# Start of PROVIDED DATA

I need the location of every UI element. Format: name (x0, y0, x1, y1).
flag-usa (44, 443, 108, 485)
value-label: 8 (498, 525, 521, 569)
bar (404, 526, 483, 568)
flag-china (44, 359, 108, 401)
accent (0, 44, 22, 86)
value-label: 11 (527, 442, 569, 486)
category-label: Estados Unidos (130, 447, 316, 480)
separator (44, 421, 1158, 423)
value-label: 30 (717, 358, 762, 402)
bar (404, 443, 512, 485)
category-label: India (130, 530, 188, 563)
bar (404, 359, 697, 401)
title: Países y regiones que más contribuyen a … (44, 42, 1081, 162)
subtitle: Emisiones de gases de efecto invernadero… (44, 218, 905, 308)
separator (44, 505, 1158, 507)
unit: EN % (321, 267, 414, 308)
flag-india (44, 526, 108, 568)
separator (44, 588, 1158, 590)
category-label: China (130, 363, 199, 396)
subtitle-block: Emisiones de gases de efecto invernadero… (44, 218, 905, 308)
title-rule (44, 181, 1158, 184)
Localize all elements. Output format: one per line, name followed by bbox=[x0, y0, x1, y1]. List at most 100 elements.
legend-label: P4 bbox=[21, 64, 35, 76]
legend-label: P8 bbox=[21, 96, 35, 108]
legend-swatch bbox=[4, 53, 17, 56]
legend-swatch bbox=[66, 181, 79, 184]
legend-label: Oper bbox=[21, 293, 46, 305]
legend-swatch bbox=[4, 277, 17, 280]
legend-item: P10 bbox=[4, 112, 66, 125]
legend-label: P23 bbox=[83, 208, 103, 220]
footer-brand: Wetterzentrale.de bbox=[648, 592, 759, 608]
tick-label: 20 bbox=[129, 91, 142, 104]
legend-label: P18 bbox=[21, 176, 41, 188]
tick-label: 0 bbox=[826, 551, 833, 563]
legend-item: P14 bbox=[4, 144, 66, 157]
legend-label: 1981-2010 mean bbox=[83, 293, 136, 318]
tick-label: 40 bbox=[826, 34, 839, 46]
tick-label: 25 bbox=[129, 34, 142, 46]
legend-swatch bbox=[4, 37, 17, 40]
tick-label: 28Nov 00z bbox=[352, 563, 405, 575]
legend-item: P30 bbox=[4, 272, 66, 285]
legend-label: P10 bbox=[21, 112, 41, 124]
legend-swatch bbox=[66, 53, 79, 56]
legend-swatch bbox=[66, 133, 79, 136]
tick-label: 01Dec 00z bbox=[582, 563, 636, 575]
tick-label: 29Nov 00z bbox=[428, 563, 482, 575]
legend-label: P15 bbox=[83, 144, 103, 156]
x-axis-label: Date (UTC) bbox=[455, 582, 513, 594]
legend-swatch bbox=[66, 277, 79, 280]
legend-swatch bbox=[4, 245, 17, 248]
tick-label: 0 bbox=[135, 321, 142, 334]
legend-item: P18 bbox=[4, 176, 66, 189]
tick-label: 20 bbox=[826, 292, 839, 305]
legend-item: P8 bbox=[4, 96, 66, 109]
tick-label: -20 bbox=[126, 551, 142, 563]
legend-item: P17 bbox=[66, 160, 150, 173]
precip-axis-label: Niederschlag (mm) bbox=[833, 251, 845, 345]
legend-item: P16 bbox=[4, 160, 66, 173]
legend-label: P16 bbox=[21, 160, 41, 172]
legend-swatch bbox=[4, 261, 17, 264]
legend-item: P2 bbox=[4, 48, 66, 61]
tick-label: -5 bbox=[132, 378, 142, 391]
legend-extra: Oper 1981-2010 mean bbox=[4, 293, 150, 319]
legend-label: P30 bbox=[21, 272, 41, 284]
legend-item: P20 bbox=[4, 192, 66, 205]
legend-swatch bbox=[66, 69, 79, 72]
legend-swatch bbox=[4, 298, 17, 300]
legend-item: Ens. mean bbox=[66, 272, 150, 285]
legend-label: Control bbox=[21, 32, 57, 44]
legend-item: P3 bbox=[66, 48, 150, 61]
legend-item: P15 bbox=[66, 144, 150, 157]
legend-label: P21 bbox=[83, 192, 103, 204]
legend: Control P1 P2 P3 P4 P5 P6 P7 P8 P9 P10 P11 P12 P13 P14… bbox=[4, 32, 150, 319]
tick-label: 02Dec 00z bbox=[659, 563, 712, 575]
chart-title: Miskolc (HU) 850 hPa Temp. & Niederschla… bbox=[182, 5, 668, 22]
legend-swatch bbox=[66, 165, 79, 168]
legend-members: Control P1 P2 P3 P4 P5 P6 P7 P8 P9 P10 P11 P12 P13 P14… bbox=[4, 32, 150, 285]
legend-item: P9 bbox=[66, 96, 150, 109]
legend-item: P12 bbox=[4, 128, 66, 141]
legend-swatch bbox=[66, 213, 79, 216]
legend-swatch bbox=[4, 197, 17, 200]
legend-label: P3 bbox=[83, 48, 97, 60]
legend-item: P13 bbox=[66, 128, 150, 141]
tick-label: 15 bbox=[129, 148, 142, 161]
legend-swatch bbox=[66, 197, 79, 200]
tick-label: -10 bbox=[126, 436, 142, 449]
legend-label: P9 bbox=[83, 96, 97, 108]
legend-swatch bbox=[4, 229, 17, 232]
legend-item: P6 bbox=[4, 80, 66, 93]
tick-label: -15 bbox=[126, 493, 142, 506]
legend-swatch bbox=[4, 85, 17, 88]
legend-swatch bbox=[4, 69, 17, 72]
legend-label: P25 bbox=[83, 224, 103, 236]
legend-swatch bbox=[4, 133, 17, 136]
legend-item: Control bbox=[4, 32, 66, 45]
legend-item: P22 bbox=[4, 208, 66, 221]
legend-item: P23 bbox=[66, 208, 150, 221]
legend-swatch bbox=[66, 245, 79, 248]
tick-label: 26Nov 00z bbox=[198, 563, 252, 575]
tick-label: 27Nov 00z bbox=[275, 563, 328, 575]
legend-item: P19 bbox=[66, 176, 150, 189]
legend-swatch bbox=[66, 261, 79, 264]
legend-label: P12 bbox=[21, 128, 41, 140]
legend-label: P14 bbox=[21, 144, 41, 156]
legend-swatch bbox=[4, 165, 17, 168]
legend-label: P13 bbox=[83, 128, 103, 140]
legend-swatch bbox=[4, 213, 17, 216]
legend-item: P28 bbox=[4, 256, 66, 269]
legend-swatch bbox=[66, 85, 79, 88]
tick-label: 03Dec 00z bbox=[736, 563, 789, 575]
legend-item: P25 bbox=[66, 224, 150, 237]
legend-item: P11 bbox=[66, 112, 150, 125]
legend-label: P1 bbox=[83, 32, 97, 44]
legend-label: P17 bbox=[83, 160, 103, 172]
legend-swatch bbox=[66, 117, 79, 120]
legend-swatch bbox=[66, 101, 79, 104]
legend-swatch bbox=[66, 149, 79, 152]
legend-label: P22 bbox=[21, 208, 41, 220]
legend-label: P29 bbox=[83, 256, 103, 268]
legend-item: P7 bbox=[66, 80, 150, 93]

# End of PROVIDED DATA

→ **OBJECTIVE**
Set out every line of the material above as a numbered list, leaving out any blank lines.

→ **TASK ANSWER**
1. I need the location of every UI element. Format: name (x0, y0, x1, y1).
2. flag-usa (44, 443, 108, 485)
3. value-label: 8 (498, 525, 521, 569)
4. bar (404, 526, 483, 568)
5. flag-china (44, 359, 108, 401)
6. accent (0, 44, 22, 86)
7. value-label: 11 (527, 442, 569, 486)
8. category-label: Estados Unidos (130, 447, 316, 480)
9. separator (44, 421, 1158, 423)
10. value-label: 30 (717, 358, 762, 402)
11. bar (404, 443, 512, 485)
12. category-label: India (130, 530, 188, 563)
13. bar (404, 359, 697, 401)
14. title: Países y regiones que más contribuyen a … (44, 42, 1081, 162)
15. subtitle: Emisiones de gases de efecto invernadero… (44, 218, 905, 308)
16. separator (44, 505, 1158, 507)
17. unit: EN % (321, 267, 414, 308)
18. flag-india (44, 526, 108, 568)
19. separator (44, 588, 1158, 590)
20. category-label: China (130, 363, 199, 396)
21. subtitle-block: Emisiones de gases de efecto invernadero… (44, 218, 905, 308)
22. title-rule (44, 181, 1158, 184)
23. Localize all elements. Output format: one per line, name followed by bbox=[x0, y0, x1, y1]. List at most 100 elements.
24. legend-label: P4 bbox=[21, 64, 35, 76]
25. legend-label: P8 bbox=[21, 96, 35, 108]
26. legend-swatch bbox=[4, 53, 17, 56]
27. legend-swatch bbox=[66, 181, 79, 184]
28. legend-label: Oper bbox=[21, 293, 46, 305]
29. legend-swatch bbox=[4, 277, 17, 280]
30. legend-item: P10 bbox=[4, 112, 66, 125]
31. legend-label: P23 bbox=[83, 208, 103, 220]
32. footer-brand: Wetterzentrale.de bbox=[648, 592, 759, 608]
33. tick-label: 20 bbox=[129, 91, 142, 104]
34. legend-label: P18 bbox=[21, 176, 41, 188]
35. tick-label: 0 bbox=[826, 551, 833, 563]
36. legend-item: P14 bbox=[4, 144, 66, 157]
37. legend-label: 1981-2010 mean bbox=[83, 293, 136, 318]
38. tick-label: 40 bbox=[826, 34, 839, 46]
39. tick-label: 25 bbox=[129, 34, 142, 46]
40. legend-swatch bbox=[4, 37, 17, 40]
41. tick-label: 28Nov 00z bbox=[352, 563, 405, 575]
42. legend-item: P30 bbox=[4, 272, 66, 285]
43. legend-label: P10 bbox=[21, 112, 41, 124]
44. legend-swatch bbox=[66, 53, 79, 56]
45. legend-swatch bbox=[66, 133, 79, 136]
46. tick-label: 01Dec 00z bbox=[582, 563, 636, 575]
47. tick-label: 29Nov 00z bbox=[428, 563, 482, 575]
48. legend-label: P15 bbox=[83, 144, 103, 156]
49. x-axis-label: Date (UTC) bbox=[455, 582, 513, 594]
50. legend-swatch bbox=[66, 277, 79, 280]
51. legend-swatch bbox=[4, 245, 17, 248]
52. tick-label: 0 bbox=[135, 321, 142, 334]
53. legend-item: P18 bbox=[4, 176, 66, 189]
54. tick-label: 20 bbox=[826, 292, 839, 305]
55. legend-item: P8 bbox=[4, 96, 66, 109]
56. tick-label: -20 bbox=[126, 551, 142, 563]
57. legend-item: P17 bbox=[66, 160, 150, 173]
58. precip-axis-label: Niederschlag (mm) bbox=[833, 251, 845, 345]
59. legend-item: P16 bbox=[4, 160, 66, 173]
60. legend-label: P16 bbox=[21, 160, 41, 172]
61. legend-swatch bbox=[4, 261, 17, 264]
62. legend-item: P2 bbox=[4, 48, 66, 61]
63. tick-label: -5 bbox=[132, 378, 142, 391]
64. legend-extra: Oper 1981-2010 mean bbox=[4, 293, 150, 319]
65. legend-label: P30 bbox=[21, 272, 41, 284]
66. legend-item: P20 bbox=[4, 192, 66, 205]
67. legend-swatch bbox=[66, 69, 79, 72]
68. legend-swatch bbox=[4, 298, 17, 300]
69. legend-item: Ens. mean bbox=[66, 272, 150, 285]
70. legend-label: Control bbox=[21, 32, 57, 44]
71. legend-item: P3 bbox=[66, 48, 150, 61]
72. legend-item: P15 bbox=[66, 144, 150, 157]
73. legend-label: P21 bbox=[83, 192, 103, 204]
74. legend: Control P1 P2 P3 P4 P5 P6 P7 P8 P9 P10 P11 P12 P13 P14… bbox=[4, 32, 150, 319]
75. tick-label: 02Dec 00z bbox=[659, 563, 712, 575]
76. chart-title: Miskolc (HU) 850 hPa Temp. & Niederschla… bbox=[182, 5, 668, 22]
77. legend-swatch bbox=[66, 165, 79, 168]
78. legend-members: Control P1 P2 P3 P4 P5 P6 P7 P8 P9 P10 P11 P12 P13 P14… bbox=[4, 32, 150, 285]
79. legend-item: P9 bbox=[66, 96, 150, 109]
80. legend-item: P12 bbox=[4, 128, 66, 141]
81. legend-swatch bbox=[66, 213, 79, 216]
82. legend-swatch bbox=[4, 197, 17, 200]
83. legend-label: P3 bbox=[83, 48, 97, 60]
84. legend-item: P13 bbox=[66, 128, 150, 141]
85. tick-label: 15 bbox=[129, 148, 142, 161]
86. legend-swatch bbox=[66, 197, 79, 200]
87. tick-label: -10 bbox=[126, 436, 142, 449]
88. legend-label: P9 bbox=[83, 96, 97, 108]
89. legend-swatch bbox=[4, 229, 17, 232]
90. legend-item: P6 bbox=[4, 80, 66, 93]
91. tick-label: -15 bbox=[126, 493, 142, 506]
92. legend-swatch bbox=[4, 85, 17, 88]
93. legend-swatch bbox=[4, 69, 17, 72]
94. legend-label: P25 bbox=[83, 224, 103, 236]
95. legend-swatch bbox=[4, 133, 17, 136]
96. legend-item: Control bbox=[4, 32, 66, 45]
97. legend-item: P22 bbox=[4, 208, 66, 221]
98. legend-item: P23 bbox=[66, 208, 150, 221]
99. legend-swatch bbox=[66, 245, 79, 248]
100. tick-label: 26Nov 00z bbox=[198, 563, 252, 575]
101. tick-label: 27Nov 00z bbox=[275, 563, 328, 575]
102. legend-item: P19 bbox=[66, 176, 150, 189]
103. legend-swatch bbox=[66, 261, 79, 264]
104. legend-label: P12 bbox=[21, 128, 41, 140]
105. legend-label: P14 bbox=[21, 144, 41, 156]
106. legend-swatch bbox=[4, 165, 17, 168]
107. legend-label: P13 bbox=[83, 128, 103, 140]
108. legend-swatch bbox=[4, 213, 17, 216]
109. legend-item: P28 bbox=[4, 256, 66, 269]
110. legend-swatch bbox=[66, 85, 79, 88]
111. tick-label: 03Dec 00z bbox=[736, 563, 789, 575]
112. legend-item: P25 bbox=[66, 224, 150, 237]
113. legend-item: P11 bbox=[66, 112, 150, 125]
114. legend-label: P1 bbox=[83, 32, 97, 44]
115. legend-label: P17 bbox=[83, 160, 103, 172]
116. legend-swatch bbox=[66, 117, 79, 120]
117. legend-swatch bbox=[66, 101, 79, 104]
118. legend-swatch bbox=[66, 149, 79, 152]
119. legend-label: P22 bbox=[21, 208, 41, 220]
120. legend-label: P29 bbox=[83, 256, 103, 268]
121. legend-item: P7 bbox=[66, 80, 150, 93]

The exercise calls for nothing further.